Stored entries:
______________________________

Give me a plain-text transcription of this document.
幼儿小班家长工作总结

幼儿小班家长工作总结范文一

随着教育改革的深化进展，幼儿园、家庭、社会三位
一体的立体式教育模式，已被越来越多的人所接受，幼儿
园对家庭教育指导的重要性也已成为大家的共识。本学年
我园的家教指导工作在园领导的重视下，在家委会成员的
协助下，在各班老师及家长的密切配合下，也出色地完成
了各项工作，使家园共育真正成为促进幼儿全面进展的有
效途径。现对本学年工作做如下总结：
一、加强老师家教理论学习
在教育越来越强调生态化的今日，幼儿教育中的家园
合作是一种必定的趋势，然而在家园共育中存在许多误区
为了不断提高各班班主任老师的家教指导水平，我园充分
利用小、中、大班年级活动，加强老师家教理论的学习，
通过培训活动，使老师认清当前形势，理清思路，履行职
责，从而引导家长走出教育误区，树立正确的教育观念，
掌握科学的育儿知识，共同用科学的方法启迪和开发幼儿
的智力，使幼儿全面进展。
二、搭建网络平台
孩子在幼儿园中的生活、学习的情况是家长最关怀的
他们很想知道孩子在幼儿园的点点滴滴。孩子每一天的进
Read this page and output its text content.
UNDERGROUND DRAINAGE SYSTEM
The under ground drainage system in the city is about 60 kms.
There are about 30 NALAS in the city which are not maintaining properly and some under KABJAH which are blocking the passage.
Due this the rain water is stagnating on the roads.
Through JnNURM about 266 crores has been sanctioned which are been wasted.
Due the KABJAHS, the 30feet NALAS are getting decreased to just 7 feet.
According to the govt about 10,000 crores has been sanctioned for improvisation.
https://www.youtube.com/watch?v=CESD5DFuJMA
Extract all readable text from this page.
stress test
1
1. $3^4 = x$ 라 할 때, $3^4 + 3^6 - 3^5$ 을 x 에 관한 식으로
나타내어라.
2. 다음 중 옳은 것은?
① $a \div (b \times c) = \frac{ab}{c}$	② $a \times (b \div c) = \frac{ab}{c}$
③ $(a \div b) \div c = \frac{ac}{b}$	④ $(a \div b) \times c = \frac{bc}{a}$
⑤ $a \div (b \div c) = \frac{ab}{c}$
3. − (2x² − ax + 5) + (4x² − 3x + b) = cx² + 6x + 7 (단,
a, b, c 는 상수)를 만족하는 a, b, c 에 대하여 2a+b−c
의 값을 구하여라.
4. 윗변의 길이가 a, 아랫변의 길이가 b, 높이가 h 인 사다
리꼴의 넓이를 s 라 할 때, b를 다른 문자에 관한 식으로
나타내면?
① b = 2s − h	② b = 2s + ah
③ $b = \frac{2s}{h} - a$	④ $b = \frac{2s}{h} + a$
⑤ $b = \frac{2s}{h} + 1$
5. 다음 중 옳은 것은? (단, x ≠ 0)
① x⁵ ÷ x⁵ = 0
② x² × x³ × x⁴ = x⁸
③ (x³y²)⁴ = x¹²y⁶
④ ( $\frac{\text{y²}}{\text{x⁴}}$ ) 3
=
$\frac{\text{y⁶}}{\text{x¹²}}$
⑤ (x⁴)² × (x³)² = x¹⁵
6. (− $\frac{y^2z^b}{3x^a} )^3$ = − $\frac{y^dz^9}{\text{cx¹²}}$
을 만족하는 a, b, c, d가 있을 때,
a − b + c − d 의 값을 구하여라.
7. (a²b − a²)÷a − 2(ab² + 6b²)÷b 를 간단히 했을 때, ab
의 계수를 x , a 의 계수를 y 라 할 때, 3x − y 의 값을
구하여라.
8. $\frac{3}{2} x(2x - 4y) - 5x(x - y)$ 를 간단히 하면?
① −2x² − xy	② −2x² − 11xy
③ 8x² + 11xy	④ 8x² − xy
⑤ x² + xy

______________________________

■ Direction:
Copy every line of the listing that contains the word "which".

■ Answer to the problem:
There are about 30 NALAS in the city which are not maintaining properly and some under KABJAH which are blocking the passage.
Through JnNURM about 266 crores has been sanctioned which are been wasted.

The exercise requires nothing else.